(Do this) Check each line below for the word "Rate", and copy those that have it.
+++++
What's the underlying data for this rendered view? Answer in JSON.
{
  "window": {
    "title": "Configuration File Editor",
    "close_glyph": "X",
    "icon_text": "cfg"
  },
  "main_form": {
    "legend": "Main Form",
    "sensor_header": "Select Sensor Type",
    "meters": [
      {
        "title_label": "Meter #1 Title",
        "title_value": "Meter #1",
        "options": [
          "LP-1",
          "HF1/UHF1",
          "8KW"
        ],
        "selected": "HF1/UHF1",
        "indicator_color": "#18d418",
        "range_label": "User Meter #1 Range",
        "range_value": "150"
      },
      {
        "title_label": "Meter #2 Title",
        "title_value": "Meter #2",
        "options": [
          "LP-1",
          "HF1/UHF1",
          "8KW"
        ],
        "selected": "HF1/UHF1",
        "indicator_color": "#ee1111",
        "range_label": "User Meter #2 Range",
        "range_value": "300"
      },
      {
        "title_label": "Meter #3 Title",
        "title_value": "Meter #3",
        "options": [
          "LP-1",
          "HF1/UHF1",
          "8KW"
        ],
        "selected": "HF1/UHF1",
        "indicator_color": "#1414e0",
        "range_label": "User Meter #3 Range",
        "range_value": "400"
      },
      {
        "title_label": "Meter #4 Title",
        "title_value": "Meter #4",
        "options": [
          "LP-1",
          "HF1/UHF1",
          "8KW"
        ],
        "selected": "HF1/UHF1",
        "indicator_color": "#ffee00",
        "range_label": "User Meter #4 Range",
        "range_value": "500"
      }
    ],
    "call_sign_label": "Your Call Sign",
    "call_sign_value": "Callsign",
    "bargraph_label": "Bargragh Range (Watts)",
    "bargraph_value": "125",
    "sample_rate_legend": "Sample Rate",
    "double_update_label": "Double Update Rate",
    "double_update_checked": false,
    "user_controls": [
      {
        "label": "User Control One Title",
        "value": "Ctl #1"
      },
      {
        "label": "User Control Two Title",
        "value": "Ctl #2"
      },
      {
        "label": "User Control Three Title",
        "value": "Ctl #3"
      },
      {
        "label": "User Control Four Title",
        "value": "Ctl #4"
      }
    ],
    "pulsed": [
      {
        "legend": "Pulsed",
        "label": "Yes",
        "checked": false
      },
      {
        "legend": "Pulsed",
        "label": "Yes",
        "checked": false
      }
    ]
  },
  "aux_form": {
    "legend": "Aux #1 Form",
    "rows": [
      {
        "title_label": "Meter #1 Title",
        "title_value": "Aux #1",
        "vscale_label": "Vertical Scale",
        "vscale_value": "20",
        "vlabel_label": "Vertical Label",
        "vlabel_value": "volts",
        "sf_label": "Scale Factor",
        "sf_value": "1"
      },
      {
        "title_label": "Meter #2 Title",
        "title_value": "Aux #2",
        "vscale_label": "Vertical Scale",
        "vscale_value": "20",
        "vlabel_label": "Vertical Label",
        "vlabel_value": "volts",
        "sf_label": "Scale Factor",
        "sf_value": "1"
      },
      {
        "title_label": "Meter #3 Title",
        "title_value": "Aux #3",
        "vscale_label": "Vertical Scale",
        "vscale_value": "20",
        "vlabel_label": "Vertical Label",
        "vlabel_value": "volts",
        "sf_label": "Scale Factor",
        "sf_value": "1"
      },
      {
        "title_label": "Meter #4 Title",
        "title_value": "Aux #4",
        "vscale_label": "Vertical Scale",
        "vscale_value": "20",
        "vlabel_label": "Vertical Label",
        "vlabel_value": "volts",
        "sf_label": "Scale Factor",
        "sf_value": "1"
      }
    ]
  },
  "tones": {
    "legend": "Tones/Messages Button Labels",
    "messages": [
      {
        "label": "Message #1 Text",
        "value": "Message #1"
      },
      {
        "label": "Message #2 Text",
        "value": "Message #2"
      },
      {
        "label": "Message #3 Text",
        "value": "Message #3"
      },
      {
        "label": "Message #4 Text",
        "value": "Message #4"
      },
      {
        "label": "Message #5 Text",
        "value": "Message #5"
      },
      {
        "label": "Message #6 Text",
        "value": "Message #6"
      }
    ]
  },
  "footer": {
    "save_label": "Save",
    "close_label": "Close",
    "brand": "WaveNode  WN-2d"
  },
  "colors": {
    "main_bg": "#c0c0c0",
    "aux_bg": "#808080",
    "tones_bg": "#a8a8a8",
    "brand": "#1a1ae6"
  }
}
+++++
(The reply)
    "sample_rate_legend": "Sample Rate",
    "double_update_label": "Double Update Rate",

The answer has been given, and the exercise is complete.